-------- RECORDS
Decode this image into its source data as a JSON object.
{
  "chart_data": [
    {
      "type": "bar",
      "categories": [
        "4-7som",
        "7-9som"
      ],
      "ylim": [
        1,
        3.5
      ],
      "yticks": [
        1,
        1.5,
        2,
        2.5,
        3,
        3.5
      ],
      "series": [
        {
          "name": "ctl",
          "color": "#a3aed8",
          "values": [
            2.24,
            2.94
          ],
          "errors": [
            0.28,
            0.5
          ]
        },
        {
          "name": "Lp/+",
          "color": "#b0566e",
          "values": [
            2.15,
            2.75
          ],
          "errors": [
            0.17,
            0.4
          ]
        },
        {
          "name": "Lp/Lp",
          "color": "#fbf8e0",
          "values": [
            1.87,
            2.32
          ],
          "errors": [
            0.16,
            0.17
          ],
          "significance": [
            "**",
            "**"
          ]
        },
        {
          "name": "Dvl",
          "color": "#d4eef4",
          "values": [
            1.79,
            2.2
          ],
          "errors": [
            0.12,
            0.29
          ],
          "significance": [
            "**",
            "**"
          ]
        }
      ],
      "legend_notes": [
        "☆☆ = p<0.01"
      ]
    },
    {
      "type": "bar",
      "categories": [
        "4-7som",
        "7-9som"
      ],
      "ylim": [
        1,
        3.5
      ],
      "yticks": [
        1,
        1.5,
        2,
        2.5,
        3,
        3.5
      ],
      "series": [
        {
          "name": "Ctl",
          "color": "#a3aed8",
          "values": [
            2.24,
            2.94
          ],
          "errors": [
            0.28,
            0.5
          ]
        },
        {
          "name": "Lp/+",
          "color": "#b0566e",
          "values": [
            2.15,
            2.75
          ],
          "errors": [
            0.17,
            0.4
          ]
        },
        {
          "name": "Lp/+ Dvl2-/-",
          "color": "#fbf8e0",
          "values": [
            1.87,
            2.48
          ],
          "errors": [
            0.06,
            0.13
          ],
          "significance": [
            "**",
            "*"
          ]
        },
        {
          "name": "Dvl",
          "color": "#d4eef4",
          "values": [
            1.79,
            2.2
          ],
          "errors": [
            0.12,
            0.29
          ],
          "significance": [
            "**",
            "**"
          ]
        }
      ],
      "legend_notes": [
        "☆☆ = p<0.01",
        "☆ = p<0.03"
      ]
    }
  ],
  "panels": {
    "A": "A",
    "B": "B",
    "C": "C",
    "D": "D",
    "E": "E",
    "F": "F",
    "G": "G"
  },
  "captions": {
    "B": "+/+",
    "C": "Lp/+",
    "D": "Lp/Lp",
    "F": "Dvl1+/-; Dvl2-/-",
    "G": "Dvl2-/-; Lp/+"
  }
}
----------------
> _STATED PROBLEM_
Scan the material and collect every line that contains "name".

> _RESULT OF THE TASK_
          "name": "ctl",
          "name": "Lp/+",
          "name": "Lp/Lp",
          "name": "Dvl",
          "name": "Ctl",
          "name": "Lp/+",
          "name": "Lp/+ Dvl2-/-",
          "name": "Dvl",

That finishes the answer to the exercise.